Output every record below exactly as it appears.

**Dataset items**
:::::
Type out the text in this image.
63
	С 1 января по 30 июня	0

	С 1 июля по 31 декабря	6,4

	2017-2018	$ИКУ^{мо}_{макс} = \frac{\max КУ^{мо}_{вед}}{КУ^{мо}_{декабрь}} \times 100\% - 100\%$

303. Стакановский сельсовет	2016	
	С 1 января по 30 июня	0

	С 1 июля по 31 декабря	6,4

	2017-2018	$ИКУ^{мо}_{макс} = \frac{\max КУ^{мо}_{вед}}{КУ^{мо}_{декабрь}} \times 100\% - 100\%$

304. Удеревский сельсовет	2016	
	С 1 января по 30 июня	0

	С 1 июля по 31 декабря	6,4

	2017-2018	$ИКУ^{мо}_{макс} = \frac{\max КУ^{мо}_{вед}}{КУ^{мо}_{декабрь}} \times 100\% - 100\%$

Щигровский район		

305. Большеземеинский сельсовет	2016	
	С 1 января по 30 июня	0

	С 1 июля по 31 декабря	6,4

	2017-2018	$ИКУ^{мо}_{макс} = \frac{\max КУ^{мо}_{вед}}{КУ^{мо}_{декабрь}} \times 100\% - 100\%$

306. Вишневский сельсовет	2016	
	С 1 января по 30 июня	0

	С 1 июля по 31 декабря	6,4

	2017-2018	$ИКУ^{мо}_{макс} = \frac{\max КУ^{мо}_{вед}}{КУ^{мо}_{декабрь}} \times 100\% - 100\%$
:::::
**ANSWER FOR THE TASK**
Type out the text in this image.
63
	С 1 января по 30 июня	0

	С 1 июля по 31 декабря	6,4

	2017-2018	$ИКУ^{мо}_{макс} = \frac{\max КУ^{мо}_{вед}}{КУ^{мо}_{декабрь}} \times 100\% - 100\%$

303. Стакановский сельсовет	2016	
	С 1 января по 30 июня	0

	С 1 июля по 31 декабря	6,4

	2017-2018	$ИКУ^{мо}_{макс} = \frac{\max КУ^{мо}_{вед}}{КУ^{мо}_{декабрь}} \times 100\% - 100\%$

304. Удеревский сельсовет	2016	
	С 1 января по 30 июня	0

	С 1 июля по 31 декабря	6,4

	2017-2018	$ИКУ^{мо}_{макс} = \frac{\max КУ^{мо}_{вед}}{КУ^{мо}_{декабрь}} \times 100\% - 100\%$

Щигровский район		

305. Большеземеинский сельсовет	2016	
	С 1 января по 30 июня	0

	С 1 июля по 31 декабря	6,4

	2017-2018	$ИКУ^{мо}_{макс} = \frac{\max КУ^{мо}_{вед}}{КУ^{мо}_{декабрь}} \times 100\% - 100\%$

306. Вишневский сельсовет	2016	
	С 1 января по 30 июня	0

	С 1 июля по 31 декабря	6,4

	2017-2018	$ИКУ^{мо}_{макс} = \frac{\max КУ^{мо}_{вед}}{КУ^{мо}_{декабрь}} \times 100\% - 100\%$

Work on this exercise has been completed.